SHORT PROBLEM:
Can you render the listing as a Markdown table with columns "Row" and "Line", covering only everything from the line containing "mute-label[interactable]: Mute <box>556" down to the line containing "tab-output[interactable]: Output <box>348" and leaving out blank lines?

##### RECORDS SUPPLIED

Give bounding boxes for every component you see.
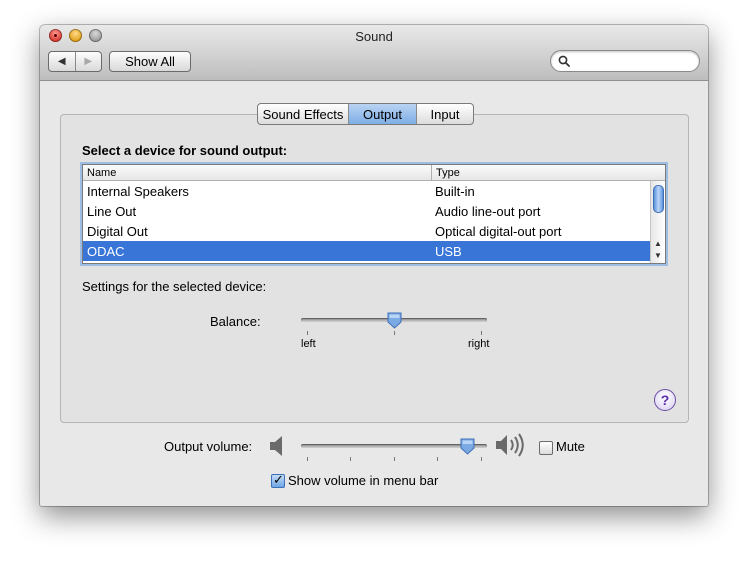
mute-label[interactable]: Mute <box>556 439 585 454</box>
show-all-button[interactable]: Show All <box>109 51 191 72</box>
tab-sound-effects[interactable]: Sound Effects <box>258 104 348 124</box>
tab-input[interactable]: Input <box>416 104 473 124</box>
tab-output[interactable]: Output <box>348 104 416 124</box>
table-row[interactable]: Line Out Audio line-out port <box>83 201 665 221</box>
table-row[interactable]: Digital Out Optical digital-out port <box>83 221 665 241</box>
tab-content-panel <box>60 114 689 423</box>
balance-tick <box>481 331 482 335</box>
sound-preferences-window: Sound ◀ ▶ Show All Sound Effects Output … <box>40 25 708 506</box>
scrollbar-thumb[interactable] <box>653 185 664 213</box>
output-volume-label: Output volume: <box>164 439 253 454</box>
show-volume-in-menu-bar-label[interactable]: Show volume in menu bar <box>288 473 438 488</box>
balance-tick <box>307 331 308 335</box>
volume-thumb[interactable] <box>460 438 475 455</box>
balance-right-label: right <box>468 338 490 350</box>
device-table[interactable]: Name Type Internal Speakers Built-in Lin… <box>82 164 666 264</box>
show-volume-checkbox[interactable]: ✓ <box>271 472 285 488</box>
volume-tick <box>307 457 308 461</box>
back-button[interactable]: ◀ <box>49 52 75 71</box>
help-button[interactable]: ? <box>654 389 676 411</box>
tab-bar: Sound Effects Output Input <box>257 103 474 125</box>
device-type: USB <box>435 243 462 259</box>
device-type: Audio line-out port <box>435 203 541 219</box>
checkmark-icon: ✓ <box>273 472 284 487</box>
column-header-type[interactable]: Type <box>432 165 460 180</box>
scroll-down-arrow-icon[interactable]: ▼ <box>651 250 665 262</box>
table-row[interactable]: Internal Speakers Built-in <box>83 181 665 201</box>
device-name: Line Out <box>87 203 137 219</box>
table-row-selected[interactable]: ODAC USB <box>83 241 665 261</box>
settings-label: Settings for the selected device: <box>82 279 267 294</box>
volume-tick <box>437 457 438 461</box>
select-device-label: Select a device for sound output: <box>82 143 288 158</box>
speaker-low-icon <box>270 436 282 456</box>
title-bar: Sound ◀ ▶ Show All <box>40 25 708 81</box>
balance-thumb[interactable] <box>387 312 402 329</box>
device-type: Built-in <box>435 183 475 199</box>
balance-left-label: left <box>301 338 316 350</box>
back-forward-control: ◀ ▶ <box>48 51 102 72</box>
window-title: Sound <box>355 29 393 44</box>
balance-tick <box>394 331 395 335</box>
table-header: Name Type <box>83 165 665 181</box>
mute-checkbox[interactable] <box>539 441 553 455</box>
table-scrollbar[interactable]: ▲ ▼ <box>650 181 665 263</box>
forward-button[interactable]: ▶ <box>74 52 102 71</box>
speaker-high-icon <box>496 433 524 457</box>
balance-label: Balance: <box>210 314 261 329</box>
volume-tick <box>394 457 395 461</box>
search-field[interactable] <box>550 50 700 72</box>
magnifier-icon <box>558 55 570 67</box>
volume-tick <box>481 457 482 461</box>
column-header-name[interactable]: Name <box>83 165 432 180</box>
device-name: ODAC <box>87 243 125 259</box>
device-name: Digital Out <box>87 223 148 239</box>
device-type: Optical digital-out port <box>435 223 562 239</box>
volume-tick <box>350 457 351 461</box>
device-name: Internal Speakers <box>87 183 189 199</box>
scroll-up-arrow-icon[interactable]: ▲ <box>651 238 665 250</box>
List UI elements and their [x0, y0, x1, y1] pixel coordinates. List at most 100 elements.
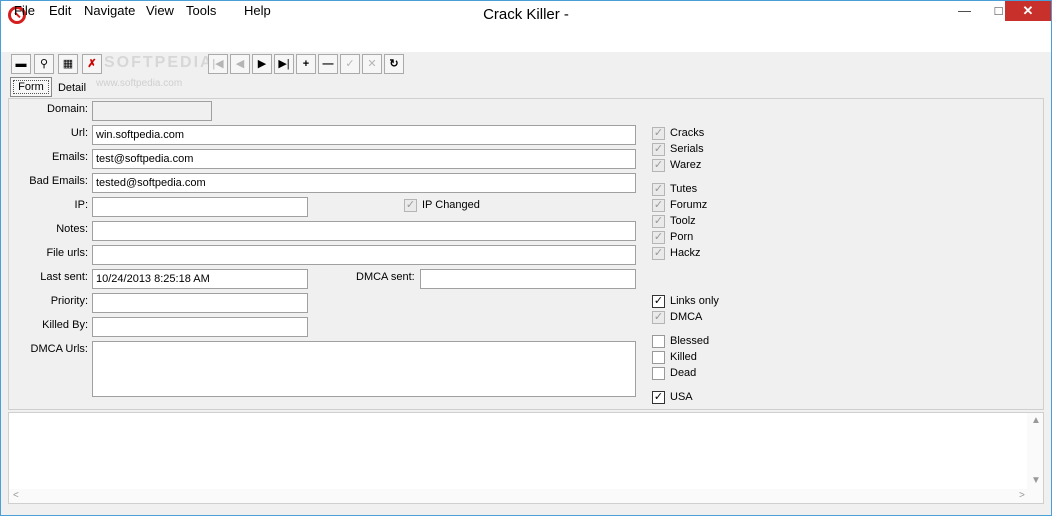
empty-box-icon: [652, 335, 665, 348]
search-icon[interactable]: ⚲: [34, 54, 54, 74]
ip-field[interactable]: [92, 197, 308, 217]
first-record-icon[interactable]: |◀: [208, 54, 228, 74]
tutes-checkbox[interactable]: ✓ Tutes: [652, 183, 732, 197]
serials-checkbox[interactable]: ✓ Serials: [652, 143, 732, 157]
scroll-up-icon[interactable]: ▲: [1031, 415, 1041, 426]
check-icon: ✓: [652, 247, 665, 260]
vertical-scrollbar[interactable]: ▲ ▼: [1027, 413, 1043, 489]
scroll-down-icon[interactable]: ▼: [1031, 475, 1041, 486]
scroll-left-icon[interactable]: <: [13, 490, 19, 501]
ip-label: IP:: [74, 199, 88, 211]
serials-label: Serials: [670, 143, 704, 155]
check-icon: ✓: [404, 199, 417, 212]
menu-edit[interactable]: Edit: [49, 3, 71, 18]
insert-record-icon[interactable]: +: [296, 54, 316, 74]
dmca-sent-label: DMCA sent:: [356, 271, 415, 283]
porn-label: Porn: [670, 231, 694, 243]
hackz-checkbox[interactable]: ✓ Hackz: [652, 247, 732, 261]
cracks-checkbox[interactable]: ✓ Cracks: [652, 127, 732, 141]
check-icon: ✓: [652, 295, 665, 308]
minimize-button[interactable]: —: [950, 1, 979, 21]
refresh-icon[interactable]: ↻: [384, 54, 404, 74]
empty-box-icon: [652, 367, 665, 380]
menu-tools[interactable]: Tools: [186, 3, 216, 18]
notes-label: Notes:: [56, 223, 88, 235]
dmca-label: DMCA: [670, 311, 703, 323]
dmca-checkbox[interactable]: ✓ DMCA: [652, 311, 732, 325]
check-icon: ✓: [652, 127, 665, 140]
prior-record-icon[interactable]: ◀: [230, 54, 250, 74]
warez-checkbox[interactable]: ✓ Warez: [652, 159, 732, 173]
priority-label: Priority:: [50, 295, 88, 307]
dmca-urls-field[interactable]: [92, 341, 636, 397]
killed-by-label: Killed By:: [42, 319, 88, 331]
blessed-checkbox[interactable]: Blessed: [652, 335, 732, 349]
domain-field[interactable]: [92, 101, 212, 121]
menu-navigate[interactable]: Navigate: [84, 3, 135, 18]
check-icon: ✓: [652, 215, 665, 228]
delete-record-minus-icon[interactable]: —: [318, 54, 338, 74]
last-sent-field[interactable]: 10/24/2013 8:25:18 AM: [92, 269, 308, 289]
post-edit-icon[interactable]: ✓: [340, 54, 360, 74]
menu-bar: [1, 30, 1051, 52]
dmca-sent-field[interactable]: [420, 269, 636, 289]
usa-checkbox[interactable]: ✓ USA: [652, 391, 732, 405]
last-sent-label: Last sent:: [40, 271, 88, 283]
cracks-label: Cracks: [670, 127, 705, 139]
check-icon: ✓: [652, 311, 665, 324]
check-icon: ✓: [652, 183, 665, 196]
bad-emails-label: Bad Emails:: [29, 175, 88, 187]
ip-changed-checkbox[interactable]: ✓ IP Changed: [404, 199, 494, 213]
dmca-urls-label: DMCA Urls:: [30, 343, 88, 355]
menu-help[interactable]: Help: [244, 3, 271, 18]
links-only-checkbox[interactable]: ✓ Links only: [652, 295, 742, 309]
tab-detail[interactable]: Detail: [54, 79, 90, 97]
horizontal-scrollbar[interactable]: < >: [9, 489, 1043, 503]
emails-field[interactable]: test@softpedia.com: [92, 149, 636, 169]
next-record-icon[interactable]: ▶: [252, 54, 272, 74]
check-icon: ✓: [652, 143, 665, 156]
url-field[interactable]: win.softpedia.com: [92, 125, 636, 145]
key-icon[interactable]: ▬: [11, 54, 31, 74]
toolz-label: Toolz: [670, 215, 696, 227]
watermark-logo: SOFTPEDIA: [104, 54, 214, 71]
warez-label: Warez: [670, 159, 702, 171]
calendar-icon[interactable]: ▦: [58, 54, 78, 74]
killed-by-field[interactable]: [92, 317, 308, 337]
menu-view[interactable]: View: [146, 3, 174, 18]
check-icon: ✓: [652, 199, 665, 212]
domain-label: Domain:: [47, 103, 88, 115]
dead-checkbox[interactable]: Dead: [652, 367, 732, 381]
hackz-label: Hackz: [670, 247, 701, 259]
check-icon: ✓: [652, 231, 665, 244]
check-icon: ✓: [652, 391, 665, 404]
url-label: Url:: [70, 127, 88, 139]
forumz-checkbox[interactable]: ✓ Forumz: [652, 199, 732, 213]
file-urls-field[interactable]: [92, 245, 636, 265]
tutes-label: Tutes: [670, 183, 698, 195]
usa-label: USA: [670, 391, 693, 403]
porn-checkbox[interactable]: ✓ Porn: [652, 231, 732, 245]
cancel-edit-icon[interactable]: ✕: [362, 54, 382, 74]
links-only-label: Links only: [670, 295, 719, 307]
killed-label: Killed: [670, 351, 697, 363]
notes-field[interactable]: [92, 221, 636, 241]
file-urls-label: File urls:: [46, 247, 88, 259]
forumz-label: Forumz: [670, 199, 708, 211]
dead-label: Dead: [670, 367, 697, 379]
watermark-url: www.softpedia.com: [96, 78, 183, 89]
last-record-icon[interactable]: ▶|: [274, 54, 294, 74]
priority-field[interactable]: [92, 293, 308, 313]
menu-file[interactable]: File: [14, 3, 35, 18]
tab-form[interactable]: Form: [10, 77, 52, 97]
delete-record-icon[interactable]: ✗: [82, 54, 102, 74]
toolz-checkbox[interactable]: ✓ Toolz: [652, 215, 732, 229]
blessed-label: Blessed: [670, 335, 710, 347]
bad-emails-field[interactable]: tested@softpedia.com: [92, 173, 636, 193]
killed-checkbox[interactable]: Killed: [652, 351, 732, 365]
close-button[interactable]: ✕: [1005, 1, 1051, 21]
scroll-right-icon[interactable]: >: [1019, 490, 1025, 501]
emails-label: Emails:: [51, 151, 88, 163]
empty-box-icon: [652, 351, 665, 364]
ip-changed-label: IP Changed: [422, 199, 480, 211]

##########

SOLUTION FOR THIS PROBLEM:
| Row | Line |
|---|---|
| 1 | mute-label[interactable]: Mute <box>556 439 585 454</box> |
| 2 | show-all-button[interactable]: Show All <box>109 51 191 72</box> |
| 3 | tab-sound-effects[interactable]: Sound Effects <box>258 104 348 124</box> |
| 4 | tab-input[interactable]: Input <box>416 104 473 124</box> |
| 5 | tab-output[interactable]: Output <box>348 104 416 124</box> |